# RECORD SET

+ + + + + + +

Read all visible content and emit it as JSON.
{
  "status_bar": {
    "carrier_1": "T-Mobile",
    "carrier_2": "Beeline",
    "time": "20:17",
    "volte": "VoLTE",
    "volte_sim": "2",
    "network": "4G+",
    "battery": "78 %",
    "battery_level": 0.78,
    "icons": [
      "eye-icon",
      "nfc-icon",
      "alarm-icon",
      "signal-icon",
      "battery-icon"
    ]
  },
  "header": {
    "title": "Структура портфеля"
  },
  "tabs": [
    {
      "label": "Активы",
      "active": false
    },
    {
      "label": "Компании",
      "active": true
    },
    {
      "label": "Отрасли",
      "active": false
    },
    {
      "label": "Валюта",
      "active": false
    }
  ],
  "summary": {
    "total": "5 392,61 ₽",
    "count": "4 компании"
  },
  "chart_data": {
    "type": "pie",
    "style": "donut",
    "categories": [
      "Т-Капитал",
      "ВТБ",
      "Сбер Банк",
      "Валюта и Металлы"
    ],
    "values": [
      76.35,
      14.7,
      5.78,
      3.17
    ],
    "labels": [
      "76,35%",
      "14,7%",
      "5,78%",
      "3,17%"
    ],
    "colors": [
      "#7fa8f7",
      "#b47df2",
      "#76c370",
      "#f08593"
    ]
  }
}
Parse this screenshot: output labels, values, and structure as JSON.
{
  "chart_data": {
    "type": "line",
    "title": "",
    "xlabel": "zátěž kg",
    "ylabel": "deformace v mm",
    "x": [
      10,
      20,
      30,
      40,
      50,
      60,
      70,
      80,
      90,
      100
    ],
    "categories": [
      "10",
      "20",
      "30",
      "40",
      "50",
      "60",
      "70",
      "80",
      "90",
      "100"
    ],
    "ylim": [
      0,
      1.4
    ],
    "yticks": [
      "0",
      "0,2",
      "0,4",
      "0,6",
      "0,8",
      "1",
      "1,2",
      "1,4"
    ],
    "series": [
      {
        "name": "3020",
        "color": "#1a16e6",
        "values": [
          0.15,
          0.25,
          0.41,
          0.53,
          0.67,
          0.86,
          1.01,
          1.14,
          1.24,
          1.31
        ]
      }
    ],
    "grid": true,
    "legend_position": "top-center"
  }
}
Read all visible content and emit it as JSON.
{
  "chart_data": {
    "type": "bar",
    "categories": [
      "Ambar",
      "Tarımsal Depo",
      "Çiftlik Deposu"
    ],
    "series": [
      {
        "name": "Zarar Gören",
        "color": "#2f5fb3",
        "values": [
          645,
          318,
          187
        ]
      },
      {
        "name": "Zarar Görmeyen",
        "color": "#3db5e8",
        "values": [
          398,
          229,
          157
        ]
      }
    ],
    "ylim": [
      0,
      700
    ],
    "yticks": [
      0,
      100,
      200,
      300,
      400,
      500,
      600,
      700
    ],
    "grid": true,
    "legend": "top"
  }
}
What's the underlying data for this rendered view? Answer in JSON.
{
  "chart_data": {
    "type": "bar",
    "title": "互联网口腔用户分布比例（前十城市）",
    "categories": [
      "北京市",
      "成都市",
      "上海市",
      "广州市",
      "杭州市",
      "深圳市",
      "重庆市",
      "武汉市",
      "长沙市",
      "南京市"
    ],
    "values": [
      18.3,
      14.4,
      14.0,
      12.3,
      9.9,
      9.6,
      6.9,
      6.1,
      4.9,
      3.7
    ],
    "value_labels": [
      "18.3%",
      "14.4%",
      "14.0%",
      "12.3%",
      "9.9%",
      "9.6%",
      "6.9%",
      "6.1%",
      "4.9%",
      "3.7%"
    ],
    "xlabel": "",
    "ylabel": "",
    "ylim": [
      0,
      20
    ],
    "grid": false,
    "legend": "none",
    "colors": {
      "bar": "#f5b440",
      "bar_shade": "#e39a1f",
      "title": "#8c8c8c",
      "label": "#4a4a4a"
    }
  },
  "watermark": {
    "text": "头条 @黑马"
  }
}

+ + + + + + +

# STATED GOAL
Find the line containing "What's the underlying" in the material above. Print it and every line after it through the end, exactly and only those.

# COMPLETE RESPONSE
What's the underlying data for this rendered view? Answer in JSON.
{
  "chart_data": {
    "type": "bar",
    "title": "互联网口腔用户分布比例（前十城市）",
    "categories": [
      "北京市",
      "成都市",
      "上海市",
      "广州市",
      "杭州市",
      "深圳市",
      "重庆市",
      "武汉市",
      "长沙市",
      "南京市"
    ],
    "values": [
      18.3,
      14.4,
      14.0,
      12.3,
      9.9,
      9.6,
      6.9,
      6.1,
      4.9,
      3.7
    ],
    "value_labels": [
      "18.3%",
      "14.4%",
      "14.0%",
      "12.3%",
      "9.9%",
      "9.6%",
      "6.9%",
      "6.1%",
      "4.9%",
      "3.7%"
    ],
    "xlabel": "",
    "ylabel": "",
    "ylim": [
      0,
      20
    ],
    "grid": false,
    "legend": "none",
    "colors": {
      "bar": "#f5b440",
      "bar_shade": "#e39a1f",
      "title": "#8c8c8c",
      "label": "#4a4a4a"
    }
  },
  "watermark": {
    "text": "头条 @黑马"
  }
}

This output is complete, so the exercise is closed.